**SUPPLIED MATERIAL:**
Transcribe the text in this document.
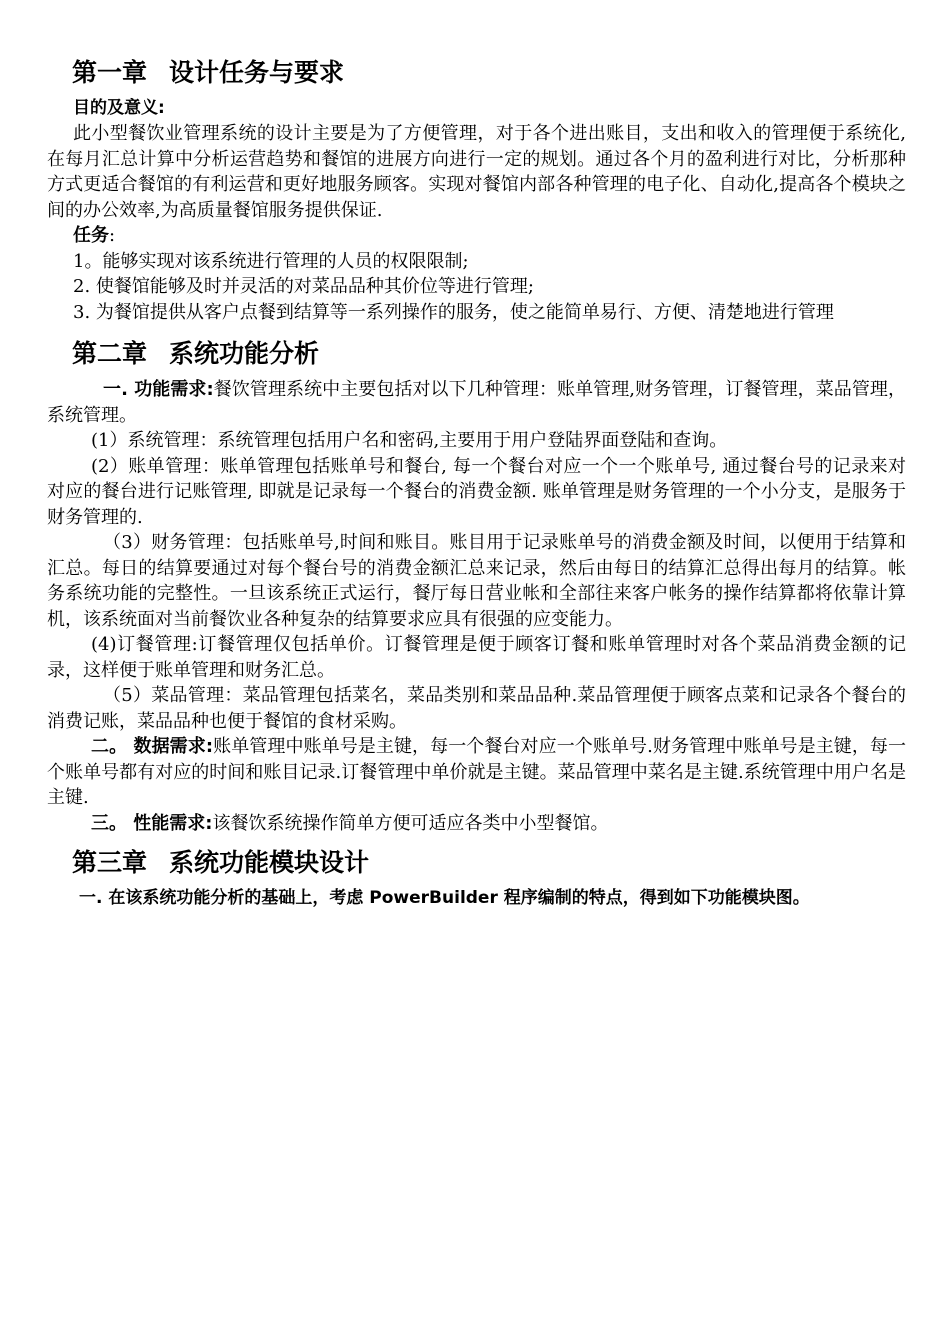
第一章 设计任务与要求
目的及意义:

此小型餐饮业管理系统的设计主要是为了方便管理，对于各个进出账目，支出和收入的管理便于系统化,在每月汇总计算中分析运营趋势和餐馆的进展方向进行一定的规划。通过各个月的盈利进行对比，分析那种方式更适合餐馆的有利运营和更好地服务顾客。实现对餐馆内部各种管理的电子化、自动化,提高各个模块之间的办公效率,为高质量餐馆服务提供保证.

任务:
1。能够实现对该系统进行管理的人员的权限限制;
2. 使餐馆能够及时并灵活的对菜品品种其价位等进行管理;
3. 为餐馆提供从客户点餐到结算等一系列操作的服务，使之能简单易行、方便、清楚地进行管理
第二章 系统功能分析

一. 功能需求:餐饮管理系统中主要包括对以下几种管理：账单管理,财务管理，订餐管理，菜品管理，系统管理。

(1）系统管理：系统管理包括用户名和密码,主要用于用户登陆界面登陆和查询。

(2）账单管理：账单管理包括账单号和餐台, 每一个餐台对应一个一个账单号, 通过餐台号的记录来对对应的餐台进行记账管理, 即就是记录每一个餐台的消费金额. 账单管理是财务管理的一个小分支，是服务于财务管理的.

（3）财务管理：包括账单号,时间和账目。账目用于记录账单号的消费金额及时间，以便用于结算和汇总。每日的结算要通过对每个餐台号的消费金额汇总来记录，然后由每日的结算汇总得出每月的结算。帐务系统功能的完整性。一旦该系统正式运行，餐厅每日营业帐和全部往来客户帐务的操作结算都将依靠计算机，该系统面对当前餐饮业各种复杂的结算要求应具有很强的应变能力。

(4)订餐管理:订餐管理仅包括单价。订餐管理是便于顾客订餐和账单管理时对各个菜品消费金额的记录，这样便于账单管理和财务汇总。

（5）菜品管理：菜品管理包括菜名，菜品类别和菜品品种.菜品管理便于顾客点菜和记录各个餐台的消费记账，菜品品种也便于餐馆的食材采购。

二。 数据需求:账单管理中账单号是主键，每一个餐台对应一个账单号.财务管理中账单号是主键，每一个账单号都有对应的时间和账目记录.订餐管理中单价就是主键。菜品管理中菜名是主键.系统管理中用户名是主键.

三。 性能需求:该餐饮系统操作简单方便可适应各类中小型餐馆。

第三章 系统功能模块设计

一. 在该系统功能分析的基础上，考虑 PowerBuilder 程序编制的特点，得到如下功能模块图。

---

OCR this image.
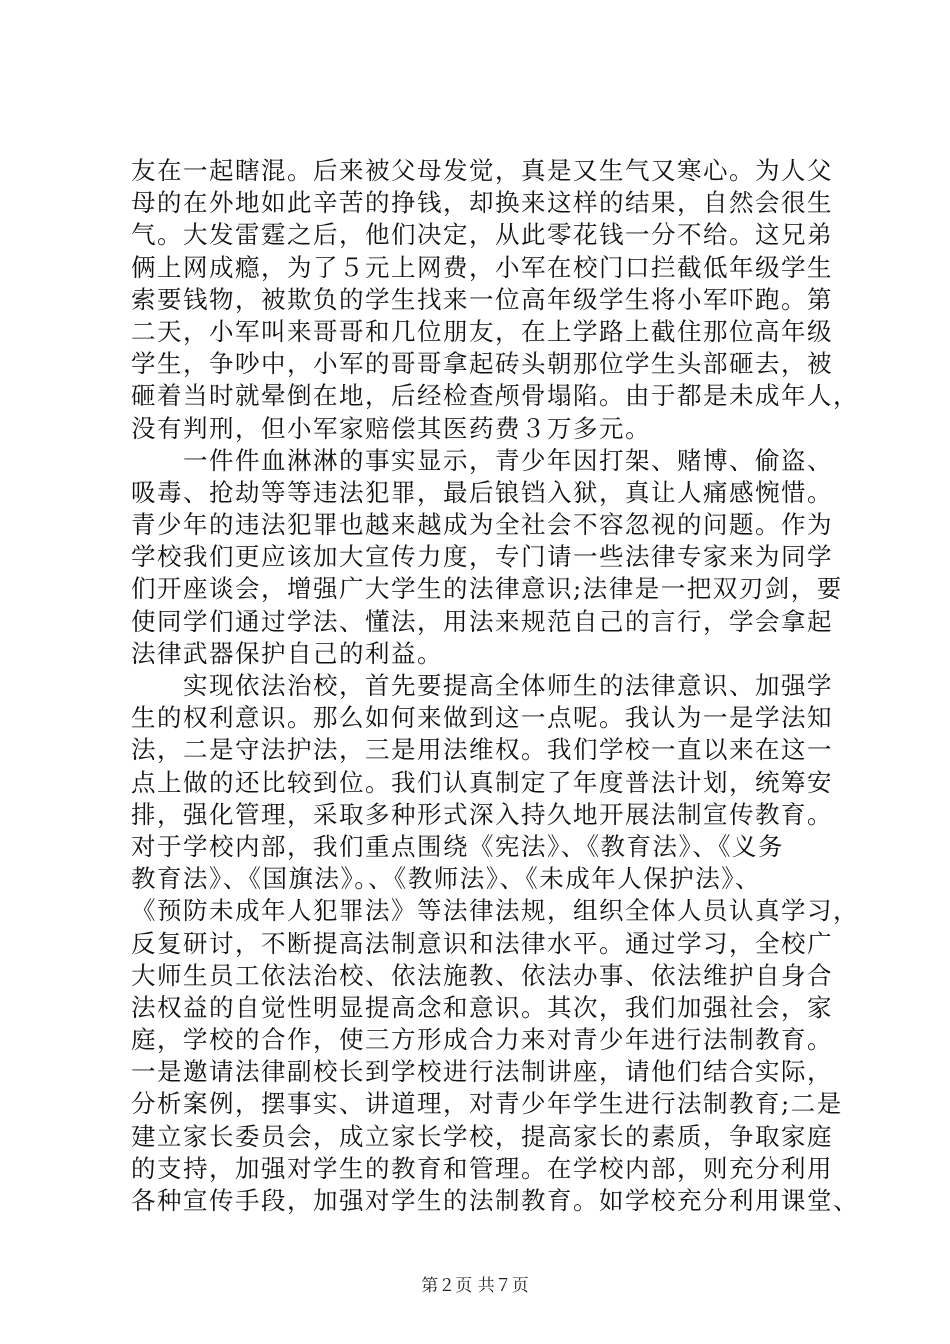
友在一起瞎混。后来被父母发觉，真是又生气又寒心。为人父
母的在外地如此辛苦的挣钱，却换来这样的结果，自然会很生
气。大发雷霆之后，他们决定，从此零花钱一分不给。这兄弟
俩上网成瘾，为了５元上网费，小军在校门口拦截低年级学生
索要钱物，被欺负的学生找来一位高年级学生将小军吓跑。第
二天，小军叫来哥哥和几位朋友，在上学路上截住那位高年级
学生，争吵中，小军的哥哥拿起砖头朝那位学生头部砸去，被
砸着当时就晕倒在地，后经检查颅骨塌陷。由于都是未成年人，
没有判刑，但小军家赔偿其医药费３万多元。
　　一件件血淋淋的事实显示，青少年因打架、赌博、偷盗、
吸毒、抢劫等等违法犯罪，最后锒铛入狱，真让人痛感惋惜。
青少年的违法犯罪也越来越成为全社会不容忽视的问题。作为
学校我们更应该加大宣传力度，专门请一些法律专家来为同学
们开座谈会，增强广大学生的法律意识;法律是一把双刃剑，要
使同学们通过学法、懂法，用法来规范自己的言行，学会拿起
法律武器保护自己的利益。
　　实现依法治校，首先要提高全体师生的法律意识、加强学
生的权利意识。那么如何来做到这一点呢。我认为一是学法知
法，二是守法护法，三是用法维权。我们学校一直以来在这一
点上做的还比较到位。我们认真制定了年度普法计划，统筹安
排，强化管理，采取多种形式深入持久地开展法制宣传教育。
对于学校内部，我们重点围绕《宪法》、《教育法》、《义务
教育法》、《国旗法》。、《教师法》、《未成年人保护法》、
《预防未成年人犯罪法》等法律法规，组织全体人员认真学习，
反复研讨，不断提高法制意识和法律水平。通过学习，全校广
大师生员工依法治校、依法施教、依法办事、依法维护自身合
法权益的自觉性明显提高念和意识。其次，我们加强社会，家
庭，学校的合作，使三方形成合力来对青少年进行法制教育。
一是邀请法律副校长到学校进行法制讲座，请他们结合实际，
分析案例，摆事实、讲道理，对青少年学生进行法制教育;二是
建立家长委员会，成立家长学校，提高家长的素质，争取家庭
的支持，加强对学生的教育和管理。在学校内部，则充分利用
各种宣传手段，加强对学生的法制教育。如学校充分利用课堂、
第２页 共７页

**WRITTEN TASK:**
Gather each line from the listing above that holds "this".

**EXERCISE RESULT:**
Transcribe the text in this document.
OCR this image.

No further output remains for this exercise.